[start of Source material]

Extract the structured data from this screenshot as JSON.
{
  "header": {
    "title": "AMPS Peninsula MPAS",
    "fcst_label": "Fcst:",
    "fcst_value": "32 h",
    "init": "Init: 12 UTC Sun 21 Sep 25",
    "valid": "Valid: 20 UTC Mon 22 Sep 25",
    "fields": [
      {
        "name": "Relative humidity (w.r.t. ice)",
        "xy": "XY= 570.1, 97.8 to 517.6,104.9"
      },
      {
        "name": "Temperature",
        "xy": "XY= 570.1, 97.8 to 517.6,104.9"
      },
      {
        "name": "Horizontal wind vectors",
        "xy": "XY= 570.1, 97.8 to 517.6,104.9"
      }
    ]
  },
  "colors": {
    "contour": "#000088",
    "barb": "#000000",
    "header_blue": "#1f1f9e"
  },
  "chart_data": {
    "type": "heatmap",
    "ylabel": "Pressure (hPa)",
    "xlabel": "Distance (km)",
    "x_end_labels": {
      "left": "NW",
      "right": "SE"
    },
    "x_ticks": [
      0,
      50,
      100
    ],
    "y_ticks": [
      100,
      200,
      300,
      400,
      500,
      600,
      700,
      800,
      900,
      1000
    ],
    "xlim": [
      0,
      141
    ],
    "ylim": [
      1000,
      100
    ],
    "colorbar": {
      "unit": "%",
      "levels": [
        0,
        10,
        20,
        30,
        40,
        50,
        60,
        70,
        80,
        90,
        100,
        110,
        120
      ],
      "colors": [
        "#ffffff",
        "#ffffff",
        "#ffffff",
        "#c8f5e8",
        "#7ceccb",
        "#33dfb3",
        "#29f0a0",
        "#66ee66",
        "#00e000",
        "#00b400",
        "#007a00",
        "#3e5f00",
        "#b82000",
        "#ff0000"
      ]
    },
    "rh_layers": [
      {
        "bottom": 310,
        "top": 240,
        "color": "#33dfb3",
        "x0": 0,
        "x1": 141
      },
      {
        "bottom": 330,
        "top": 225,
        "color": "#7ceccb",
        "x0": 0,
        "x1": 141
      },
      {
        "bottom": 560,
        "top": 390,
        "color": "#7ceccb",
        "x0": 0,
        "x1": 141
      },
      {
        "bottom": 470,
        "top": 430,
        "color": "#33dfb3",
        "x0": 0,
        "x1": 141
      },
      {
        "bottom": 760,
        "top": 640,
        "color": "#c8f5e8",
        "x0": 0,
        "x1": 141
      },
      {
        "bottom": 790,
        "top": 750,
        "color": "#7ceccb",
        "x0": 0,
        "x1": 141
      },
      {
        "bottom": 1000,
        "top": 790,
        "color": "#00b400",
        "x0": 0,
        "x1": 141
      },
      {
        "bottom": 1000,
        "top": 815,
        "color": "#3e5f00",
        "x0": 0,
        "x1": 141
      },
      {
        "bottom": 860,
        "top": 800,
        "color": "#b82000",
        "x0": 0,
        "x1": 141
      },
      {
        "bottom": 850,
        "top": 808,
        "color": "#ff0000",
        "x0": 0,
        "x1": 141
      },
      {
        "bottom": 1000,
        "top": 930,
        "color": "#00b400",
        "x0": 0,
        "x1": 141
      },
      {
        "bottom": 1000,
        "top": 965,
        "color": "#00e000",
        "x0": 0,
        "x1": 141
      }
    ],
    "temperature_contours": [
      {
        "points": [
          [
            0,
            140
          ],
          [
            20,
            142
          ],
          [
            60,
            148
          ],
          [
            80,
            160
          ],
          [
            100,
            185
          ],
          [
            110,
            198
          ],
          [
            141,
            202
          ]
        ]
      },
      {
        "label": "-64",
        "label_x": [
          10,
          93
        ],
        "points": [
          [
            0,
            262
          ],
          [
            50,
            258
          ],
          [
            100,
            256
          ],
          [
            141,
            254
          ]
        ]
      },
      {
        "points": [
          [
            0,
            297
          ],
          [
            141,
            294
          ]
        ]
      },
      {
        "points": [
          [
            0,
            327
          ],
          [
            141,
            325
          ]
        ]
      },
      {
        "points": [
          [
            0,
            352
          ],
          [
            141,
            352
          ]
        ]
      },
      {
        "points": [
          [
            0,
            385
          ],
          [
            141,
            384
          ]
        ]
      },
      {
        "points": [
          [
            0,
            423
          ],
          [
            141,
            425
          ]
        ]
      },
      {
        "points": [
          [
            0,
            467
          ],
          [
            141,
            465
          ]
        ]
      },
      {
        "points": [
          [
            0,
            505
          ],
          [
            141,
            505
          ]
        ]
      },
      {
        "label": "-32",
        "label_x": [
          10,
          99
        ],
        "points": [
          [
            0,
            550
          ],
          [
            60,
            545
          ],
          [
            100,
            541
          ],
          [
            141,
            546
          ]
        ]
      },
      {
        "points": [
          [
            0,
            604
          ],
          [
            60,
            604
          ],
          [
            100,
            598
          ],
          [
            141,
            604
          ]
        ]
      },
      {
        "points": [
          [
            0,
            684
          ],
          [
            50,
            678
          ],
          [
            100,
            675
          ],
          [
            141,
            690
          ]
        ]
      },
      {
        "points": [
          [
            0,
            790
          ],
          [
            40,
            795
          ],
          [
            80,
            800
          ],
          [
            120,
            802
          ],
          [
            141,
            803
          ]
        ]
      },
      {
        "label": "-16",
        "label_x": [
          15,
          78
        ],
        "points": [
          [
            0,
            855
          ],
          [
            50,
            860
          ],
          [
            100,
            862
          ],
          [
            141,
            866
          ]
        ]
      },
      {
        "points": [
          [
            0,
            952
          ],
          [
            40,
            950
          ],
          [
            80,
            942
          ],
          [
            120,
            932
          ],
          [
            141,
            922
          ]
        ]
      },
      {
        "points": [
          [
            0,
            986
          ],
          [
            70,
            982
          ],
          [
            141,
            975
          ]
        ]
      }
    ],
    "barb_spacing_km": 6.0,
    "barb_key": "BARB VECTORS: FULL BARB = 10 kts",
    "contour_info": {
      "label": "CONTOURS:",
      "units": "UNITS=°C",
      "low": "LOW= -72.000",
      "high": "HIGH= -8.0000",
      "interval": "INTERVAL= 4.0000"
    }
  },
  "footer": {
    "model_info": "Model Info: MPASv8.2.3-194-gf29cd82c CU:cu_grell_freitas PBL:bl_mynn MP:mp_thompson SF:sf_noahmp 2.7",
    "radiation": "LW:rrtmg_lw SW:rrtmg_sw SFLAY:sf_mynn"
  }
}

[end of Source material]

Return each line of the data exactly as written above.

**Complete response:**
Extract the structured data from this screenshot as JSON.
{
  "header": {
    "title": "AMPS Peninsula MPAS",
    "fcst_label": "Fcst:",
    "fcst_value": "32 h",
    "init": "Init: 12 UTC Sun 21 Sep 25",
    "valid": "Valid: 20 UTC Mon 22 Sep 25",
    "fields": [
      {
        "name": "Relative humidity (w.r.t. ice)",
        "xy": "XY= 570.1, 97.8 to 517.6,104.9"
      },
      {
        "name": "Temperature",
        "xy": "XY= 570.1, 97.8 to 517.6,104.9"
      },
      {
        "name": "Horizontal wind vectors",
        "xy": "XY= 570.1, 97.8 to 517.6,104.9"
      }
    ]
  },
  "colors": {
    "contour": "#000088",
    "barb": "#000000",
    "header_blue": "#1f1f9e"
  },
  "chart_data": {
    "type": "heatmap",
    "ylabel": "Pressure (hPa)",
    "xlabel": "Distance (km)",
    "x_end_labels": {
      "left": "NW",
      "right": "SE"
    },
    "x_ticks": [
      0,
      50,
      100
    ],
    "y_ticks": [
      100,
      200,
      300,
      400,
      500,
      600,
      700,
      800,
      900,
      1000
    ],
    "xlim": [
      0,
      141
    ],
    "ylim": [
      1000,
      100
    ],
    "colorbar": {
      "unit": "%",
      "levels": [
        0,
        10,
        20,
        30,
        40,
        50,
        60,
        70,
        80,
        90,
        100,
        110,
        120
      ],
      "colors": [
        "#ffffff",
        "#ffffff",
        "#ffffff",
        "#c8f5e8",
        "#7ceccb",
        "#33dfb3",
        "#29f0a0",
        "#66ee66",
        "#00e000",
        "#00b400",
        "#007a00",
        "#3e5f00",
        "#b82000",
        "#ff0000"
      ]
    },
    "rh_layers": [
      {
        "bottom": 310,
        "top": 240,
        "color": "#33dfb3",
        "x0": 0,
        "x1": 141
      },
      {
        "bottom": 330,
        "top": 225,
        "color": "#7ceccb",
        "x0": 0,
        "x1": 141
      },
      {
        "bottom": 560,
        "top": 390,
        "color": "#7ceccb",
        "x0": 0,
        "x1": 141
      },
      {
        "bottom": 470,
        "top": 430,
        "color": "#33dfb3",
        "x0": 0,
        "x1": 141
      },
      {
        "bottom": 760,
        "top": 640,
        "color": "#c8f5e8",
        "x0": 0,
        "x1": 141
      },
      {
        "bottom": 790,
        "top": 750,
        "color": "#7ceccb",
        "x0": 0,
        "x1": 141
      },
      {
        "bottom": 1000,
        "top": 790,
        "color": "#00b400",
        "x0": 0,
        "x1": 141
      },
      {
        "bottom": 1000,
        "top": 815,
        "color": "#3e5f00",
        "x0": 0,
        "x1": 141
      },
      {
        "bottom": 860,
        "top": 800,
        "color": "#b82000",
        "x0": 0,
        "x1": 141
      },
      {
        "bottom": 850,
        "top": 808,
        "color": "#ff0000",
        "x0": 0,
        "x1": 141
      },
      {
        "bottom": 1000,
        "top": 930,
        "color": "#00b400",
        "x0": 0,
        "x1": 141
      },
      {
        "bottom": 1000,
        "top": 965,
        "color": "#00e000",
        "x0": 0,
        "x1": 141
      }
    ],
    "temperature_contours": [
      {
        "points": [
          [
            0,
            140
          ],
          [
            20,
            142
          ],
          [
            60,
            148
          ],
          [
            80,
            160
          ],
          [
            100,
            185
          ],
          [
            110,
            198
          ],
          [
            141,
            202
          ]
        ]
      },
      {
        "label": "-64",
        "label_x": [
          10,
          93
        ],
        "points": [
          [
            0,
            262
          ],
          [
            50,
            258
          ],
          [
            100,
            256
          ],
          [
            141,
            254
          ]
        ]
      },
      {
        "points": [
          [
            0,
            297
          ],
          [
            141,
            294
          ]
        ]
      },
      {
        "points": [
          [
            0,
            327
          ],
          [
            141,
            325
          ]
        ]
      },
      {
        "points": [
          [
            0,
            352
          ],
          [
            141,
            352
          ]
        ]
      },
      {
        "points": [
          [
            0,
            385
          ],
          [
            141,
            384
          ]
        ]
      },
      {
        "points": [
          [
            0,
            423
          ],
          [
            141,
            425
          ]
        ]
      },
      {
        "points": [
          [
            0,
            467
          ],
          [
            141,
            465
          ]
        ]
      },
      {
        "points": [
          [
            0,
            505
          ],
          [
            141,
            505
          ]
        ]
      },
      {
        "label": "-32",
        "label_x": [
          10,
          99
        ],
        "points": [
          [
            0,
            550
          ],
          [
            60,
            545
          ],
          [
            100,
            541
          ],
          [
            141,
            546
          ]
        ]
      },
      {
        "points": [
          [
            0,
            604
          ],
          [
            60,
            604
          ],
          [
            100,
            598
          ],
          [
            141,
            604
          ]
        ]
      },
      {
        "points": [
          [
            0,
            684
          ],
          [
            50,
            678
          ],
          [
            100,
            675
          ],
          [
            141,
            690
          ]
        ]
      },
      {
        "points": [
          [
            0,
            790
          ],
          [
            40,
            795
          ],
          [
            80,
            800
          ],
          [
            120,
            802
          ],
          [
            141,
            803
          ]
        ]
      },
      {
        "label": "-16",
        "label_x": [
          15,
          78
        ],
        "points": [
          [
            0,
            855
          ],
          [
            50,
            860
          ],
          [
            100,
            862
          ],
          [
            141,
            866
          ]
        ]
      },
      {
        "points": [
          [
            0,
            952
          ],
          [
            40,
            950
          ],
          [
            80,
            942
          ],
          [
            120,
            932
          ],
          [
            141,
            922
          ]
        ]
      },
      {
        "points": [
          [
            0,
            986
          ],
          [
            70,
            982
          ],
          [
            141,
            975
          ]
        ]
      }
    ],
    "barb_spacing_km": 6.0,
    "barb_key": "BARB VECTORS: FULL BARB = 10 kts",
    "contour_info": {
      "label": "CONTOURS:",
      "units": "UNITS=°C",
      "low": "LOW= -72.000",
      "high": "HIGH= -8.0000",
      "interval": "INTERVAL= 4.0000"
    }
  },
  "footer": {
    "model_info": "Model Info: MPASv8.2.3-194-gf29cd82c CU:cu_grell_freitas PBL:bl_mynn MP:mp_thompson SF:sf_noahmp 2.7",
    "radiation": "LW:rrtmg_lw SW:rrtmg_sw SFLAY:sf_mynn"
  }
}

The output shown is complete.